**SUPPLIED TEXT**
We (the global corps of IPv6 evangelists) have done the trainings (over 200 training sessions in about 45 countries in Africa alone and counting). We’ve done the conferences (several variations of IPv6 World, IPv6 Business Conferences, IPv6 Hours and Days at the Africa Internet Summits, etc). We’ve even done the global coordinated events—IPv6 World Launch. Governments have found it trendy to launch IPv6 Task Forces and come up with National Action Plans for IPv6. Now, almost more than 2000 network engineers (across Africa), thousands of hours of speeches and presentations, hundreds of blog articles and webinars later, where are we? The answer to put it mildly is: still booting up.

I am certain that if deployment were just a matter of technical skill alone, then at least half of Africa would have any where from 25–50% IPv6-enabled networks. Why? because in 75% of the countries on this continent, there are at least 2–3 engineers at at least one major ISP that have been trained in the critical knowledge and skills of how to deploy IPv6: knowledge needed to do an IPv6 infrastructure audit, creating an address plan, acquiring IPv6 prefixes, configuring routing, provisioning systems and how to choose transition mechanism. My own experience is that over the last 5 years, only a handful of engineers who have attended my classes have gotten back to me to say “hey Tamon, I’ve deployed IPv6.” In each case, those all fit the following profile:

  • They are engineers who are high up the corporate ladder (CTO, co-Founder, Head of Networking etc).
  • They have deployed IPv6 at the Internet edge and across the core. None had deployed to users or to public facing services.
  • They had accomplished the deployment either on their own or using one or two enthusiastic colleagues from their team (typically those who attended the same course).

When I asked them why they have not been able to roll out IPv6 beyond the core and edge, their answers were almost unanimous: “That will involve dealing with other departments apart from my own and require resources that only management can allocate. Unfortunately management doesn’t get it.

I’ve heard the sentiment in that last statement several times and in several variations that I created one of the world’s first IPv6 courses for managers back in 2012. I’ve since come to the realisation that the reasons IPv6 deployment in Africa (and I’m pretty sure in the other continents) isn’t getting past the Internet edge and core networks to the customers and services can be summarised to the following five:

  1. Lack of RESOURCES: time, skills (people) and money
  2. IPv6 deployment gets lost in the whirlwind of activity that is considered ‘THE REAL WORK’
  3. Once initiated, the deployment team often has no RELIABLE INDICATOR OF WEEKLY PROGRESS. Consequently ..

**GIVEN DATA**
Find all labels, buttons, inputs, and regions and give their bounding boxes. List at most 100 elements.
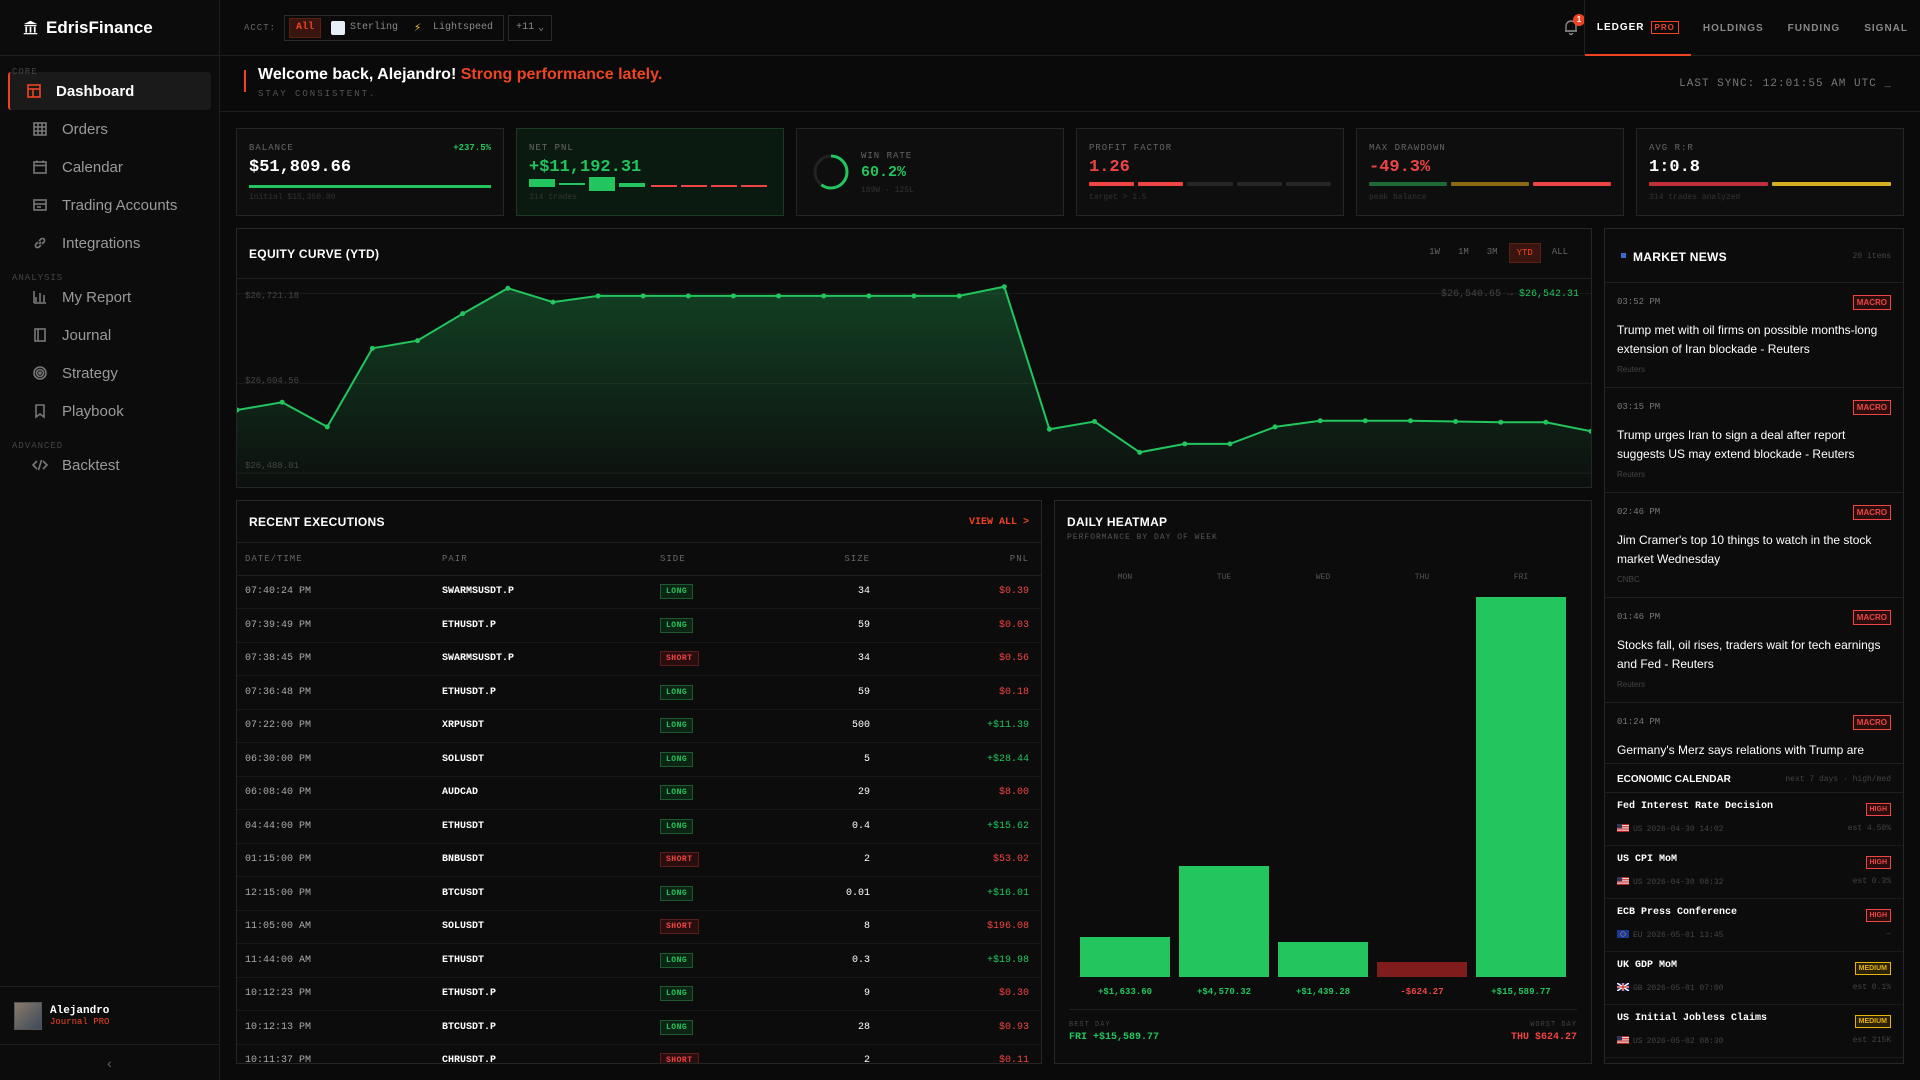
account-sterling-button[interactable]: Sterling <box>325 18 404 38</box>
equity-point[interactable] <box>821 293 827 299</box>
news-item[interactable]: 02:46 PM MACRO Jim Cramer's top 10 things … <box>1605 493 1903 598</box>
range-3m-button[interactable]: 3M <box>1486 247 1498 257</box>
table-row[interactable]: 06:30:00 PM SOLUSDT LONG 5 +$28.44 <box>237 742 1041 777</box>
equity-point[interactable] <box>1543 419 1549 425</box>
stat-card-max-drawdown[interactable]: MAX DRAWDOWN -49.3% peak balance <box>1356 128 1624 216</box>
column-header[interactable]: PAIR <box>442 543 660 576</box>
equity-point[interactable] <box>911 293 917 299</box>
range-1m-button[interactable]: 1M <box>1457 247 1469 257</box>
column-header[interactable]: DATE/TIME <box>237 543 442 576</box>
heatmap-bar[interactable] <box>1278 941 1368 977</box>
heatmap-bar[interactable] <box>1377 961 1467 977</box>
table-row[interactable]: 11:05:00 AM SOLUSDT SHORT 8 $196.08 <box>237 910 1041 944</box>
tab-holdings[interactable]: HOLDINGS <box>1691 0 1776 56</box>
news-headline[interactable]: Stocks fall, oil rises, traders wait for… <box>1617 638 1881 671</box>
tab-signal[interactable]: SIGNAL <box>1852 0 1920 56</box>
column-header[interactable]: PNL <box>870 543 1041 576</box>
stat-card-avg-rr[interactable]: AVG R:R 1:0.8 314 trades analyzed <box>1636 128 1904 216</box>
equity-point[interactable] <box>1092 419 1098 425</box>
sidebar-item-strategy[interactable]: Strategy <box>8 354 211 392</box>
equity-point[interactable] <box>730 293 736 299</box>
equity-point[interactable] <box>1588 428 1592 434</box>
equity-point[interactable] <box>1046 426 1052 432</box>
news-item[interactable]: 01:46 PM MACRO Stocks fall, oil rises, tra… <box>1605 598 1903 703</box>
news-item[interactable]: 03:15 PM MACRO Trump urges Iran to sign a … <box>1605 388 1903 493</box>
equity-point[interactable] <box>505 285 511 291</box>
heatmap-bar[interactable] <box>1476 597 1566 977</box>
equity-point[interactable] <box>369 345 375 351</box>
heatmap-bar[interactable] <box>1179 865 1269 977</box>
table-row[interactable]: 10:11:37 PM CHRUSDT.P SHORT 2 $0.11 <box>237 1044 1041 1063</box>
equity-point[interactable] <box>866 293 872 299</box>
equity-point[interactable] <box>1182 441 1188 447</box>
equity-point[interactable] <box>595 293 601 299</box>
tab-ledger[interactable]: LEDGER PRO <box>1584 0 1691 56</box>
equity-point[interactable] <box>324 424 330 430</box>
calendar-event[interactable]: ECB Press Conference HIGH EU 2026-05-01 13:… <box>1605 899 1903 952</box>
news-headline[interactable]: Jim Cramer's top 10 things to watch in t… <box>1617 533 1872 566</box>
equity-point[interactable] <box>1362 418 1368 424</box>
table-row[interactable]: 10:12:13 PM BTCUSDT.P LONG 28 $0.93 <box>237 1010 1041 1045</box>
news-headline[interactable]: Trump urges Iran to sign a deal after re… <box>1617 428 1855 461</box>
range-ytd-button[interactable]: YTD <box>1508 243 1541 263</box>
stat-card-profit-factor[interactable]: PROFIT FACTOR 1.26 target > 1.5 <box>1076 128 1344 216</box>
equity-point[interactable] <box>685 293 691 299</box>
stat-card-balance[interactable]: BALANCE +237.5% $51,809.66 initial $15,3… <box>236 128 504 216</box>
table-row[interactable]: 07:39:49 PM ETHUSDT.P LONG 59 $0.03 <box>237 608 1041 643</box>
table-row[interactable]: 01:15:00 PM BNBUSDT SHORT 2 $53.02 <box>237 843 1041 877</box>
table-row[interactable]: 10:12:23 PM ETHUSDT.P LONG 9 $0.30 <box>237 977 1041 1011</box>
equity-point[interactable] <box>279 399 285 405</box>
calendar-event[interactable]: UK GDP MoM MEDIUM GB 2026-05-01 07:00 est 0.… <box>1605 952 1903 1005</box>
equity-point[interactable] <box>1272 424 1278 430</box>
sidebar-item-integrations[interactable]: Integrations <box>8 224 211 262</box>
collapse-sidebar-button[interactable]: ‹ <box>0 1044 219 1080</box>
brand-logo[interactable]: EdrisFinance <box>0 0 219 56</box>
equity-point[interactable] <box>1001 284 1007 290</box>
sidebar-item-backtest[interactable]: Backtest <box>8 446 211 484</box>
user-profile[interactable]: Alejandro Journal PRO <box>0 986 219 1044</box>
news-headline[interactable]: Germany's Merz says relations with Trump… <box>1617 743 1865 757</box>
heatmap-bar[interactable] <box>1080 937 1170 977</box>
table-row[interactable]: 12:15:00 PM BTCUSDT LONG 0.01 +$16.01 <box>237 876 1041 911</box>
account-all-button[interactable]: All <box>289 17 322 38</box>
equity-point[interactable] <box>237 407 240 413</box>
sidebar-item-journal[interactable]: Journal <box>8 316 211 354</box>
table-row[interactable]: 07:36:48 PM ETHUSDT.P LONG 59 $0.18 <box>237 675 1041 710</box>
table-row[interactable]: 06:08:40 PM AUDCAD LONG 29 $8.00 <box>237 776 1041 810</box>
table-row[interactable]: 07:22:00 PM XRPUSDT LONG 500 +$11.39 <box>237 709 1041 743</box>
stat-card-win-rate[interactable]: WIN RATE 60.2% 189W · 125L <box>796 128 1064 216</box>
news-item[interactable]: 01:24 PM MACRO Germany's Merz says relatio… <box>1605 703 1903 763</box>
more-accounts-dropdown[interactable]: +11 ⌄ <box>508 14 553 41</box>
news-item[interactable]: 03:52 PM MACRO Trump met with oil firms on… <box>1605 283 1903 388</box>
equity-point[interactable] <box>460 311 466 317</box>
table-row[interactable]: 07:38:45 PM SWARMSUSDT.P SHORT 34 $0.56 <box>237 642 1041 676</box>
stat-card-net-pnl[interactable]: NET PNL +$11,192.31 314 trades <box>516 128 784 216</box>
calendar-event[interactable]: US CPI MoM HIGH US 2026-04-30 08:32 est 0.3% <box>1605 846 1903 899</box>
sidebar-item-dashboard[interactable]: Dashboard <box>8 72 211 110</box>
sidebar-item-trading-accounts[interactable]: Trading Accounts <box>8 186 211 224</box>
table-row[interactable]: 11:44:00 AM ETHUSDT LONG 0.3 +$19.98 <box>237 943 1041 978</box>
table-row[interactable]: 07:40:24 PM SWARMSUSDT.P LONG 34 $0.39 <box>237 575 1041 609</box>
column-header[interactable]: SIZE <box>780 543 870 576</box>
equity-chart[interactable] <box>237 279 1591 487</box>
equity-point[interactable] <box>550 299 556 305</box>
range-1w-button[interactable]: 1W <box>1429 247 1440 257</box>
equity-point[interactable] <box>415 338 421 344</box>
notifications-button[interactable]: 1 <box>1562 14 1585 36</box>
tab-funding[interactable]: FUNDING <box>1776 0 1853 56</box>
equity-point[interactable] <box>1407 418 1413 424</box>
equity-point[interactable] <box>956 293 962 299</box>
sidebar-item-calendar[interactable]: Calendar <box>8 148 211 186</box>
table-row[interactable]: 04:44:00 PM ETHUSDT LONG 0.4 +$15.62 <box>237 809 1041 844</box>
equity-point[interactable] <box>1137 449 1143 455</box>
view-all-link[interactable]: VIEW ALL > <box>968 517 1029 528</box>
sidebar-item-playbook[interactable]: Playbook <box>8 392 211 430</box>
equity-point[interactable] <box>1227 441 1233 447</box>
equity-point[interactable] <box>1453 419 1459 425</box>
news-headline[interactable]: Trump met with oil firms on possible mon… <box>1617 323 1878 356</box>
equity-point[interactable] <box>1317 418 1323 424</box>
column-header[interactable]: SIDE <box>660 543 780 576</box>
equity-point[interactable] <box>776 293 782 299</box>
calendar-event[interactable]: US Initial Jobless Claims MEDIUM US 2026-05… <box>1605 1005 1903 1058</box>
sidebar-item-my-report[interactable]: My Report <box>8 278 211 316</box>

**GOAL OF THE EXERCISE**
Copy the IPv6 deployment text between "I am certain" and "of Networking etc).", inclusive, and substitute "technicians" for each "engineers".

**CORRECT OUTPUT**
I am certain that if deployment were just a matter of technical skill alone, then at least half of Africa would have any where from 25–50% IPv6-enabled networks. Why? because in 75% of the countries on this continent, there are at least 2–3 technicians at at least one major ISP that have been trained in the critical knowledge and skills of how to deploy IPv6: knowledge needed to do an IPv6 infrastructure audit, creating an address plan, acquiring IPv6 prefixes, configuring routing, provisioning systems and how to choose transition mechanism. My own experience is that over the last 5 years, only a handful of technicians who have attended my classes have gotten back to me to say “hey Tamon, I’ve deployed IPv6.” In each case, those all fit the following profile:

  • They are technicians who are high up the corporate ladder (CTO, co-Founder, Head of Networking etc).